Task brief: The answer must be a single number: how many lines of the records below contain "capitalismo".

Given records:
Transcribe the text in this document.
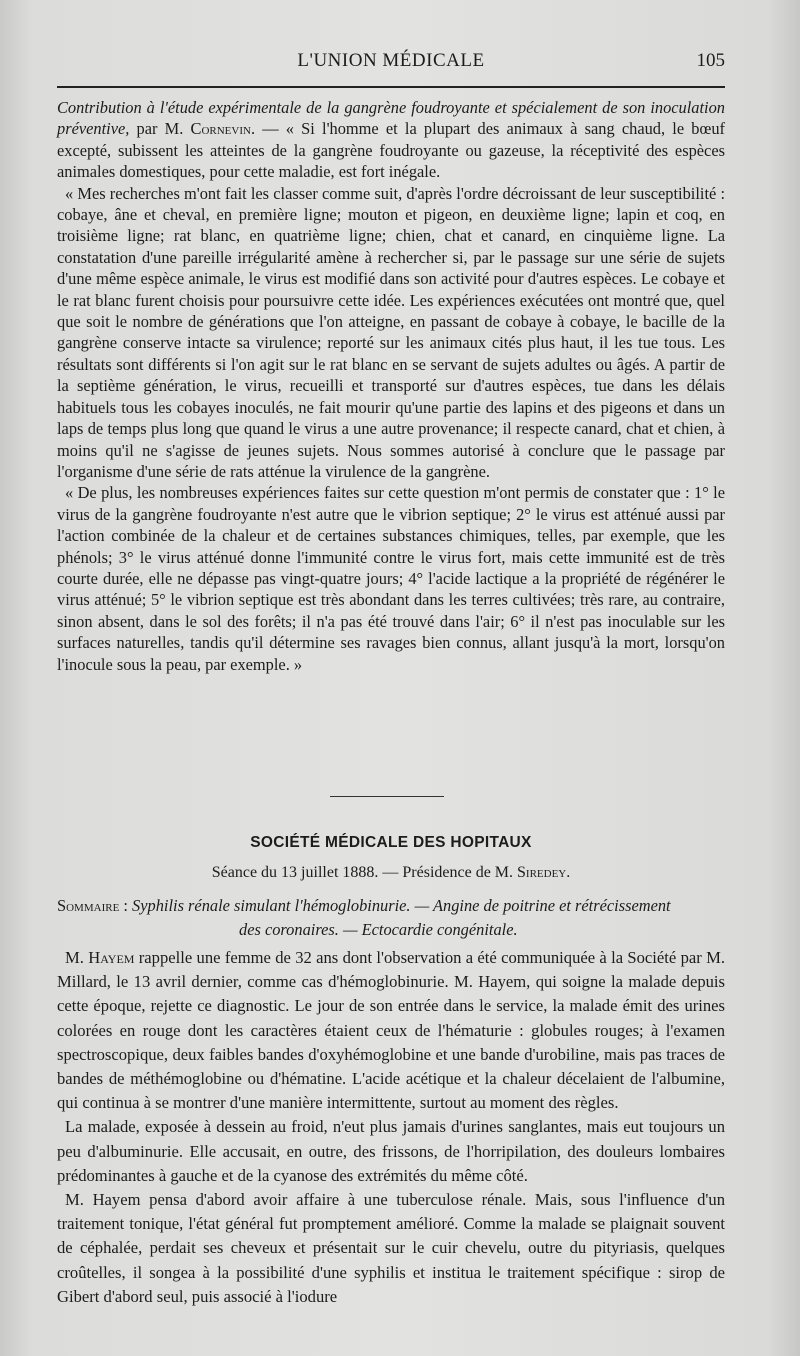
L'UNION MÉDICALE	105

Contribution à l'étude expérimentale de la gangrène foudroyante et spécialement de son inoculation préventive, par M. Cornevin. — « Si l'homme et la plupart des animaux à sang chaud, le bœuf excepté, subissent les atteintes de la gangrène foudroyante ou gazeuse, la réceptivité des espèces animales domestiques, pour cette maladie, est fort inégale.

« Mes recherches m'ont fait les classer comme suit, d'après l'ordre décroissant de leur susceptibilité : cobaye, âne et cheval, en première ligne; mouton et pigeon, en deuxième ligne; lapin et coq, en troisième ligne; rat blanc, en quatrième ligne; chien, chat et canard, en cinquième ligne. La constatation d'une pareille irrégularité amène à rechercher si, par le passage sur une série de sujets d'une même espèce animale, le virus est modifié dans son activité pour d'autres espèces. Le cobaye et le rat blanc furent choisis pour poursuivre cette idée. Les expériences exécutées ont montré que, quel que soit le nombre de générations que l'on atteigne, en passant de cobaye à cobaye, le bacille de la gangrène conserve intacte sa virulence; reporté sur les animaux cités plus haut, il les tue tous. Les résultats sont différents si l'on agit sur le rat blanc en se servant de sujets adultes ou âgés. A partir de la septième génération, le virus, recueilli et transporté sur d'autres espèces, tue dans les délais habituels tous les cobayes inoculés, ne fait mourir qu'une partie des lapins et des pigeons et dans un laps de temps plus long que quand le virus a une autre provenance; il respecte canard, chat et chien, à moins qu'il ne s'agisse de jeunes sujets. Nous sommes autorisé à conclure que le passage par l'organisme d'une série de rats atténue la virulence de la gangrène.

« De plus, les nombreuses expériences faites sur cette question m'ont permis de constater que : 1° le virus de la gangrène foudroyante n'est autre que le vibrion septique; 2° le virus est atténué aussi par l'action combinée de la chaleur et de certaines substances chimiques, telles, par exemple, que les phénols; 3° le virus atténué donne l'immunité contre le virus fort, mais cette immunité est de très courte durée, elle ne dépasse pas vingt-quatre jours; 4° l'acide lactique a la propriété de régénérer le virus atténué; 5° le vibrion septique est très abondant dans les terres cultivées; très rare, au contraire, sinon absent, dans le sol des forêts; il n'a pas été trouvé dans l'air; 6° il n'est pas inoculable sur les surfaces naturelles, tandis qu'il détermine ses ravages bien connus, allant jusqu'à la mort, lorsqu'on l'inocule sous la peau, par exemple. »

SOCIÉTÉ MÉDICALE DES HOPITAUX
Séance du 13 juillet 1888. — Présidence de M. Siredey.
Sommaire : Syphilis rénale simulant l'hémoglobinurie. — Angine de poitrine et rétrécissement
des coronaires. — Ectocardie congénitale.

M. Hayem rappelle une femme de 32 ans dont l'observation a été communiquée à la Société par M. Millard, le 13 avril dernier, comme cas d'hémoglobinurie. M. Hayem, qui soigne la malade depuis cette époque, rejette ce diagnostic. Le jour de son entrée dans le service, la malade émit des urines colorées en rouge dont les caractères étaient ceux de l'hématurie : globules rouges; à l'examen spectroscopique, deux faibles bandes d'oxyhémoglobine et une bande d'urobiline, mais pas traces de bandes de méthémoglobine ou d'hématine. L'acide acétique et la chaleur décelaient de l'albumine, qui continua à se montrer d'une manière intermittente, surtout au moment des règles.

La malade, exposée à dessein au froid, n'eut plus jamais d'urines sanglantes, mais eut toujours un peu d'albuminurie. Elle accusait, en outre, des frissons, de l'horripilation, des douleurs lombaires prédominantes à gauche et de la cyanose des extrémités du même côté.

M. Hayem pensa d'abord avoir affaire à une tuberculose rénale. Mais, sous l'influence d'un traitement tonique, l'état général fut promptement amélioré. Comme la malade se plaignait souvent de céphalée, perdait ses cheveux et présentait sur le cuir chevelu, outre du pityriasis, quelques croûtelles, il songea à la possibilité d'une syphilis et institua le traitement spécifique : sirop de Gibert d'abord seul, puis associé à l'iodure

---

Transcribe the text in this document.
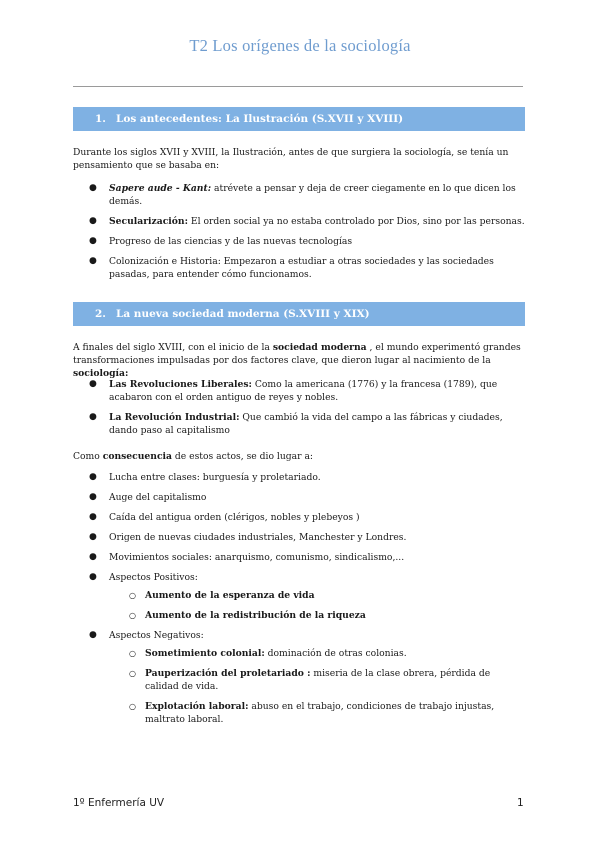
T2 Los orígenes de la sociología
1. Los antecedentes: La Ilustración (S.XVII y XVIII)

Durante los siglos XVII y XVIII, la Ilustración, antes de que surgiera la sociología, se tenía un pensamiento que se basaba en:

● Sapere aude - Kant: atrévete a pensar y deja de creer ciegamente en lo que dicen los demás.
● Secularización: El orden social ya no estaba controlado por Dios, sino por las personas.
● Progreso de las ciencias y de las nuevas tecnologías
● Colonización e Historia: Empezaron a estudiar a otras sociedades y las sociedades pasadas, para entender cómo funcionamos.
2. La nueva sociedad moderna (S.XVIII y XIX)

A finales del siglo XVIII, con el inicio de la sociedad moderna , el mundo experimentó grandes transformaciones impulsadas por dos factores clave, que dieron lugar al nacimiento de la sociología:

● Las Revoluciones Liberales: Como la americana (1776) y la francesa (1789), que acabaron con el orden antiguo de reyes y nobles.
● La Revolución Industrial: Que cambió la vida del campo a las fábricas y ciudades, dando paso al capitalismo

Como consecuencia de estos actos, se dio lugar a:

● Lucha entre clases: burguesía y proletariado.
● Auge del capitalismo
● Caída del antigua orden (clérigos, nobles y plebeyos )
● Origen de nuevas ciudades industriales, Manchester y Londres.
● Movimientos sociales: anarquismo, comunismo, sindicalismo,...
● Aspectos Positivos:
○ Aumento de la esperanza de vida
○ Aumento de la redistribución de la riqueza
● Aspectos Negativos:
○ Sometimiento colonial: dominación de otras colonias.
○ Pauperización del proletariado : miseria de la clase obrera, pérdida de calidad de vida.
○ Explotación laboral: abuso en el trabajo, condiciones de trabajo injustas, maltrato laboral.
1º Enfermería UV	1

Task solution: 2